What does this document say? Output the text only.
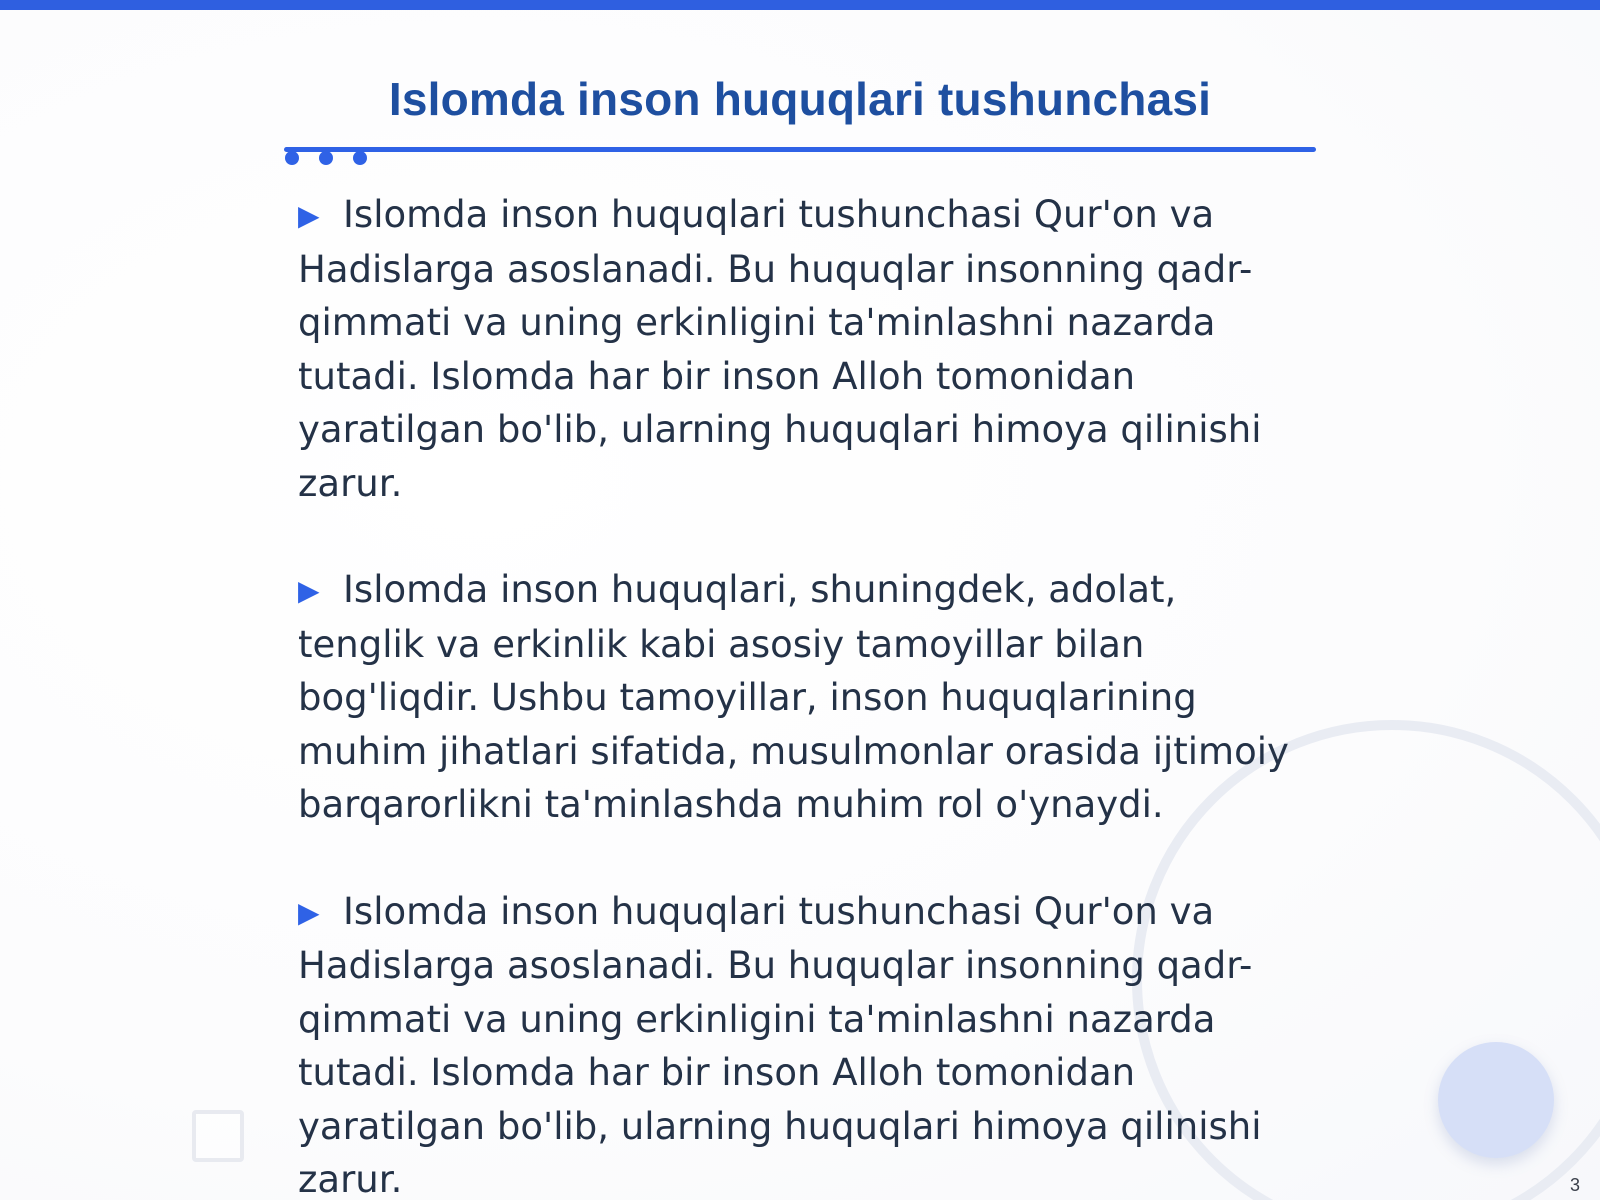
Islomda inson huquqlari tushunchasi

▶ Islomda inson huquqlari tushunchasi Qur'on va Hadislarga asoslanadi. Bu huquqlar insonning qadr-qimmati va uning erkinligini ta'minlashni nazarda tutadi. Islomda har bir inson Alloh tomonidan yaratilgan bo'lib, ularning huquqlari himoya qilinishi zarur.

▶ Islomda inson huquqlari, shuningdek, adolat, tenglik va erkinlik kabi asosiy tamoyillar bilan bog'liqdir. Ushbu tamoyillar, inson huquqlarining muhim jihatlari sifatida, musulmonlar orasida ijtimoiy barqarorlikni ta'minlashda muhim rol o'ynaydi.

▶ Islomda inson huquqlari tushunchasi Qur'on va Hadislarga asoslanadi. Bu huquqlar insonning qadr-qimmati va uning erkinligini ta'minlashni nazarda tutadi. Islomda har bir inson Alloh tomonidan yaratilgan bo'lib, ularning huquqlari himoya qilinishi zarur.	3
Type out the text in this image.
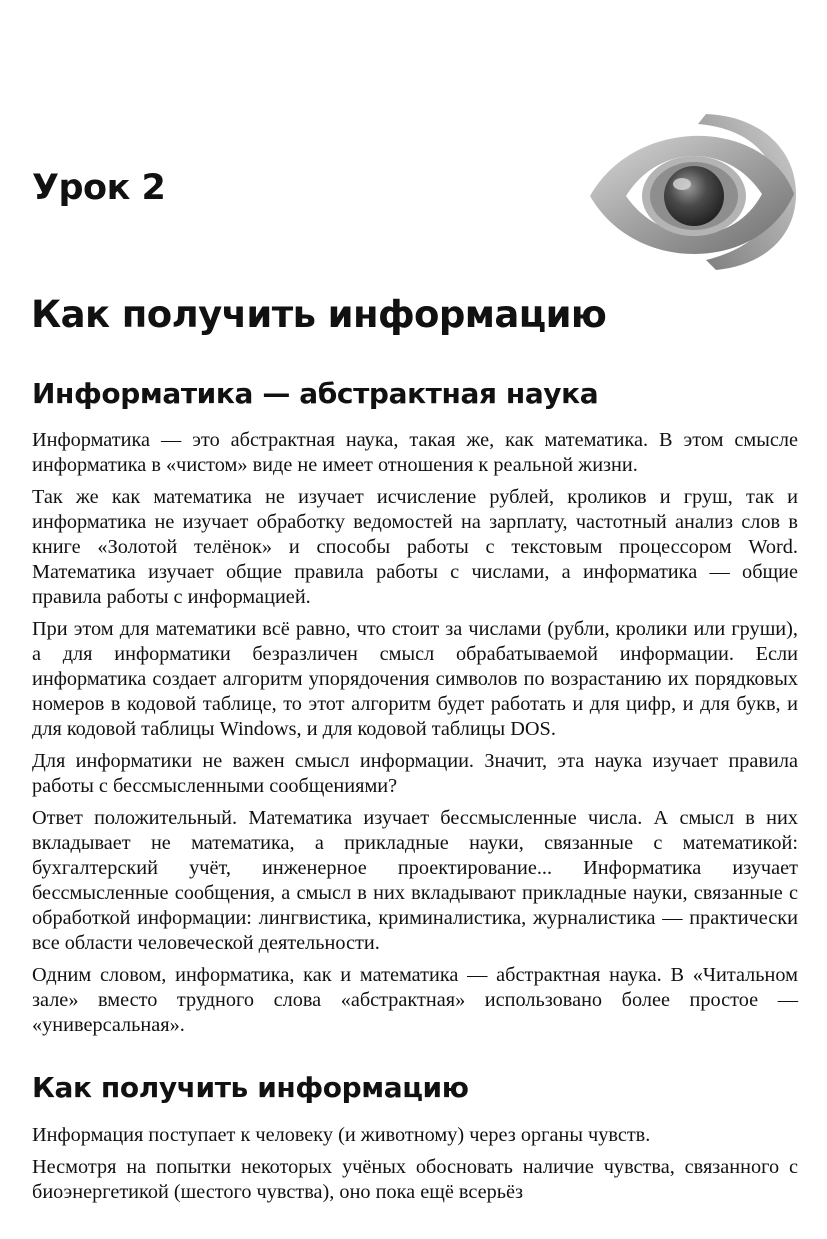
Урок 2
Как получить информацию
Информатика — абстрактная наука

Информатика — это абстрактная наука, такая же, как математика. В этом смысле информатика в «чистом» виде не имеет отношения к реальной жизни.

Так же как математика не изучает исчисление рублей, кроликов и груш, так и информатика не изучает обработку ведомостей на зарплату, частотный анализ слов в книге «Золотой телёнок» и способы работы с текстовым процессором Word. Математика изучает общие правила работы с числами, а информатика — общие правила работы с информацией.

При этом для математики всё равно, что стоит за числами (рубли, кролики или груши), а для информатики безразличен смысл обрабатываемой информации. Если информатика создает алгоритм упорядочения символов по возрастанию их порядковых номеров в кодовой таблице, то этот алгоритм будет работать и для цифр, и для букв, и для кодовой таблицы Windows, и для кодовой таблицы DOS.

Для информатики не важен смысл информации. Значит, эта наука изучает правила работы с бессмысленными сообщениями?

Ответ положительный. Математика изучает бессмысленные числа. А смысл в них вкладывает не математика, а прикладные науки, связанные с математикой: бухгалтерский учёт, инженерное проектирование... Информатика изучает бессмысленные сообщения, а смысл в них вкладывают прикладные науки, связанные с обработкой информации: лингвистика, криминалистика, журналистика — практически все области человеческой деятельности.

Одним словом, информатика, как и математика — абстрактная наука. В «Читальном зале» вместо трудного слова «абстрактная» использовано более простое — «универсальная».

Как получить информацию

Информация поступает к человеку (и животному) через органы чувств.

Несмотря на попытки некоторых учёных обосновать наличие чувства, связанного с биоэнергетикой (шестого чувства), оно пока ещё всерьёз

* EXERCISE DESCRIPTION
Above are records to transcribe exactly; leave their pictures out.

* CORRECT OUTPUT
What does this document say? Output the text only.
Islomda inson huquqlari tushunchasi

▶ Islomda inson huquqlari tushunchasi Qur'on va Hadislarga asoslanadi. Bu huquqlar insonning qadr-qimmati va uning erkinligini ta'minlashni nazarda tutadi. Islomda har bir inson Alloh tomonidan yaratilgan bo'lib, ularning huquqlari himoya qilinishi zarur.

▶ Islomda inson huquqlari, shuningdek, adolat, tenglik va erkinlik kabi asosiy tamoyillar bilan bog'liqdir. Ushbu tamoyillar, inson huquqlarining muhim jihatlari sifatida, musulmonlar orasida ijtimoiy barqarorlikni ta'minlashda muhim rol o'ynaydi.

▶ Islomda inson huquqlari tushunchasi Qur'on va Hadislarga asoslanadi. Bu huquqlar insonning qadr-qimmati va uning erkinligini ta'minlashni nazarda tutadi. Islomda har bir inson Alloh tomonidan yaratilgan bo'lib, ularning huquqlari himoya qilinishi zarur.	3
Type out the text in this image.
Урок 2
Как получить информацию
Информатика — абстрактная наука

Информатика — это абстрактная наука, такая же, как математика. В этом смысле информатика в «чистом» виде не имеет отношения к реальной жизни.

Так же как математика не изучает исчисление рублей, кроликов и груш, так и информатика не изучает обработку ведомостей на зарплату, частотный анализ слов в книге «Золотой телёнок» и способы работы с текстовым процессором Word. Математика изучает общие правила работы с числами, а информатика — общие правила работы с информацией.

При этом для математики всё равно, что стоит за числами (рубли, кролики или груши), а для информатики безразличен смысл обрабатываемой информации. Если информатика создает алгоритм упорядочения символов по возрастанию их порядковых номеров в кодовой таблице, то этот алгоритм будет работать и для цифр, и для букв, и для кодовой таблицы Windows, и для кодовой таблицы DOS.

Для информатики не важен смысл информации. Значит, эта наука изучает правила работы с бессмысленными сообщениями?

Ответ положительный. Математика изучает бессмысленные числа. А смысл в них вкладывает не математика, а прикладные науки, связанные с математикой: бухгалтерский учёт, инженерное проектирование... Информатика изучает бессмысленные сообщения, а смысл в них вкладывают прикладные науки, связанные с обработкой информации: лингвистика, криминалистика, журналистика — практически все области человеческой деятельности.

Одним словом, информатика, как и математика — абстрактная наука. В «Читальном зале» вместо трудного слова «абстрактная» использовано более простое — «универсальная».

Как получить информацию

Информация поступает к человеку (и животному) через органы чувств.

Несмотря на попытки некоторых учёных обосновать наличие чувства, связанного с биоэнергетикой (шестого чувства), оно пока ещё всерьёз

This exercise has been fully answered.